**** DATA ROWS ****

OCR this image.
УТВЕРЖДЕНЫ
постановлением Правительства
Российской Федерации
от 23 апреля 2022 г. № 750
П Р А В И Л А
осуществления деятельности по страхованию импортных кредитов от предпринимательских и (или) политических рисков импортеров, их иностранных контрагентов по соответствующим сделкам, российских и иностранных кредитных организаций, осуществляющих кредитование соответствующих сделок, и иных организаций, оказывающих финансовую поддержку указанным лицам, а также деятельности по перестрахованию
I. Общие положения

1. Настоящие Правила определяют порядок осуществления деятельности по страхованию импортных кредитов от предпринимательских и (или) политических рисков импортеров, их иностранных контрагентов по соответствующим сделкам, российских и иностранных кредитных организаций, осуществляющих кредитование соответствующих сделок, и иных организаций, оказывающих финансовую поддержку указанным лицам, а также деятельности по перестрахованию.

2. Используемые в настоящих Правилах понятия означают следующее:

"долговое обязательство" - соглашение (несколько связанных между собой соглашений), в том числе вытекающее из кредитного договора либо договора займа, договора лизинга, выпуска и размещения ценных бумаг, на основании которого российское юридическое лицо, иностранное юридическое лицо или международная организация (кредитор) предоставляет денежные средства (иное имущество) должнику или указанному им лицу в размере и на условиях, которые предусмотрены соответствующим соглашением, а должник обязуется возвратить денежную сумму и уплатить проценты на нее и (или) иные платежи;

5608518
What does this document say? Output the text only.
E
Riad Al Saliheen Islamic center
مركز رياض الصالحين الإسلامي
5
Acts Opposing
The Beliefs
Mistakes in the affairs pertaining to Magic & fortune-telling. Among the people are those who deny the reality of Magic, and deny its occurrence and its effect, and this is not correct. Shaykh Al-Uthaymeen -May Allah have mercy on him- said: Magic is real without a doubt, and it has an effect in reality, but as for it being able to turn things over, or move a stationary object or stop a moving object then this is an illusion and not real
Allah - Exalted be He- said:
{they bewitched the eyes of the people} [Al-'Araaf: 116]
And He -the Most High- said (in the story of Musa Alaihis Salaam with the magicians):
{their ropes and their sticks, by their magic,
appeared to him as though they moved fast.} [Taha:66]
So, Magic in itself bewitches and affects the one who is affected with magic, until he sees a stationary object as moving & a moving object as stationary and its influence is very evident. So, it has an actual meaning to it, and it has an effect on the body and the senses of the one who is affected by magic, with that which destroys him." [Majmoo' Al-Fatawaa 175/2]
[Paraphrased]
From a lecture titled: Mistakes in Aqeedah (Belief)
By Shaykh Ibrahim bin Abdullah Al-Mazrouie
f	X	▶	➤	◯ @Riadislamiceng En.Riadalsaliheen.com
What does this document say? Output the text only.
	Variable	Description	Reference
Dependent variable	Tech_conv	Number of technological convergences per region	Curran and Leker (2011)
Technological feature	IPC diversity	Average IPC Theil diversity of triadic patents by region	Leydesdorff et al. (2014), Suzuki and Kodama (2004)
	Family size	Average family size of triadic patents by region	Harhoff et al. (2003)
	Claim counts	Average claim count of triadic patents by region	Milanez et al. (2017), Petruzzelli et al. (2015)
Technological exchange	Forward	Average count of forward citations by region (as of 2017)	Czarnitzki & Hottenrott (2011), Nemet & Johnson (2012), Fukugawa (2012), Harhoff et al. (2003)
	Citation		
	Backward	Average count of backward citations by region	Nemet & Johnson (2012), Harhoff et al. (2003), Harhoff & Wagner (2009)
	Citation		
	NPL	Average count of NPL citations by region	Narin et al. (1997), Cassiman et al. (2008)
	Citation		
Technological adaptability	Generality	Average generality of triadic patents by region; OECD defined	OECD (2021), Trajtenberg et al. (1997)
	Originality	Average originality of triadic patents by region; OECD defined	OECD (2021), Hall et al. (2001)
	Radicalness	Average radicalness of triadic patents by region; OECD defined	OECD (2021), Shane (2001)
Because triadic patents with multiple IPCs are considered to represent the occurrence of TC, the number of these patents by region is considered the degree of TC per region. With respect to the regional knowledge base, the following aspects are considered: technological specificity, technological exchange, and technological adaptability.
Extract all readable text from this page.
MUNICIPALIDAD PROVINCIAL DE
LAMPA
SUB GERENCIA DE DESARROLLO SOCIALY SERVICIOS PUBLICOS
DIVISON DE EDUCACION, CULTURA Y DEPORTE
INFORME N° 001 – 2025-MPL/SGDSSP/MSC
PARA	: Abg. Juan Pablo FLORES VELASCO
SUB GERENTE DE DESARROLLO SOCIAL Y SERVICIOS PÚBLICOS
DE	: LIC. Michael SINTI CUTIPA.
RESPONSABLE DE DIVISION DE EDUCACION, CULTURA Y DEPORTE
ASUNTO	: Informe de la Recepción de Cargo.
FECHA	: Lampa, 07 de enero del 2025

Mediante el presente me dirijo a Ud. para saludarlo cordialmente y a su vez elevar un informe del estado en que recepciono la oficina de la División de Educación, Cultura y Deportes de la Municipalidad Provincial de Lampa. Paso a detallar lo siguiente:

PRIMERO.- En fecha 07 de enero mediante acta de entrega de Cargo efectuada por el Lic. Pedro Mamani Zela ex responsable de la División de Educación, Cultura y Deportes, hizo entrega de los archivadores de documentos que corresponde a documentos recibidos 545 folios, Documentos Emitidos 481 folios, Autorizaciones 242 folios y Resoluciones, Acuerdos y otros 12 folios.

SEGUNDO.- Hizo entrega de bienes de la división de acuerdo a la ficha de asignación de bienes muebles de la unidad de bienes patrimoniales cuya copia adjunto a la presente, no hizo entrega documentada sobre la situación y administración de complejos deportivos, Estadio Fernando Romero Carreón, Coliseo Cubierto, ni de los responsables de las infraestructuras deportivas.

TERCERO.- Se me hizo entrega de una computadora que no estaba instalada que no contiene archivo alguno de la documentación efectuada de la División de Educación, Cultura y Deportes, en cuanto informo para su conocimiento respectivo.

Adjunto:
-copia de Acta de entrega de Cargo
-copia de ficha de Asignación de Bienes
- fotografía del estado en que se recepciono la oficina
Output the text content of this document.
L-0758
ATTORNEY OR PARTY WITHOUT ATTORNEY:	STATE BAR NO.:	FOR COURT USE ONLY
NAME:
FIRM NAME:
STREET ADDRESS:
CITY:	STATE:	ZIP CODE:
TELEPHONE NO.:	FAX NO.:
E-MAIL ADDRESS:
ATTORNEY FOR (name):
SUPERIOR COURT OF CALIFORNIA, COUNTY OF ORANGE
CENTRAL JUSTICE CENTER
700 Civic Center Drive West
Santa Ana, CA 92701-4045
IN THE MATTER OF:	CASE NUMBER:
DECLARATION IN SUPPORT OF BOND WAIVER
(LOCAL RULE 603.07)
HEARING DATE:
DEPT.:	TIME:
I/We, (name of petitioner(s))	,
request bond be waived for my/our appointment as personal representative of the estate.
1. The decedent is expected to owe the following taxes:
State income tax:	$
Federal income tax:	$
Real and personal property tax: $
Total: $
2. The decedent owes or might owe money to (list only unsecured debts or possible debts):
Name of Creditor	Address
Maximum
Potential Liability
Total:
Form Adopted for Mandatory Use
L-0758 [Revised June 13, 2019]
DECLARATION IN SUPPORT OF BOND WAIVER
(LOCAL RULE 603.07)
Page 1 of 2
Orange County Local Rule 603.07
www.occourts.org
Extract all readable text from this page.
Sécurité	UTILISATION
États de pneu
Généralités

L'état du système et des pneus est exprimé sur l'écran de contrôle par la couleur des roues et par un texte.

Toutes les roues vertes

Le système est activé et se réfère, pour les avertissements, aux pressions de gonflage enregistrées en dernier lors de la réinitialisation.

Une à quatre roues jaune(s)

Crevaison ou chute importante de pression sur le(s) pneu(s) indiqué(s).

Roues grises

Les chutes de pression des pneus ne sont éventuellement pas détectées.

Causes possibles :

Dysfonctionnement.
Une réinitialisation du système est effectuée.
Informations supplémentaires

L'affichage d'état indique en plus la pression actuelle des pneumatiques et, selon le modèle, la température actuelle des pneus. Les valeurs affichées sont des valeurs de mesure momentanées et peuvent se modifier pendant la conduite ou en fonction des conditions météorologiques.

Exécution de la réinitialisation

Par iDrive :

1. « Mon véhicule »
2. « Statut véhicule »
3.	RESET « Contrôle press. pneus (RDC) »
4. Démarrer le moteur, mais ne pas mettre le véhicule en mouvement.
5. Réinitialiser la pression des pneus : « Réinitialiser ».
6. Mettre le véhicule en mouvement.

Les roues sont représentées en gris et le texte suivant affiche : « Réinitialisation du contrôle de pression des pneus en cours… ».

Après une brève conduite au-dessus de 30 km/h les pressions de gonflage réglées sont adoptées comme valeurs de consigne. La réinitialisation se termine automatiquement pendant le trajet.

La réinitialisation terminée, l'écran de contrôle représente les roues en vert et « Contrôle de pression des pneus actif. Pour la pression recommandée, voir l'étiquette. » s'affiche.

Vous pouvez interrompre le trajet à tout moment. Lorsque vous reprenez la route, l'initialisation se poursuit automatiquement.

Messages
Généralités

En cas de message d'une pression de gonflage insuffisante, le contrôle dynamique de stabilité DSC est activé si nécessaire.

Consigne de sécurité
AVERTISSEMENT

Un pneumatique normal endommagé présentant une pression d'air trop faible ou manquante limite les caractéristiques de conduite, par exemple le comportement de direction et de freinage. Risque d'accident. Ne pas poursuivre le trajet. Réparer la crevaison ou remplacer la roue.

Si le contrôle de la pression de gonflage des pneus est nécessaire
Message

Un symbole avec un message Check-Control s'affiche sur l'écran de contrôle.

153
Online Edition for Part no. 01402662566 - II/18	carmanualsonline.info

****

_GOAL_
Scan the material above. Copy each line that holds the word "DESARROLLO".

_CORRECT RESULT_
SUB GERENCIA DE DESARROLLO SOCIALY SERVICIOS PUBLICOS
SUB GERENTE DE DESARROLLO SOCIAL Y SERVICIOS PÚBLICOS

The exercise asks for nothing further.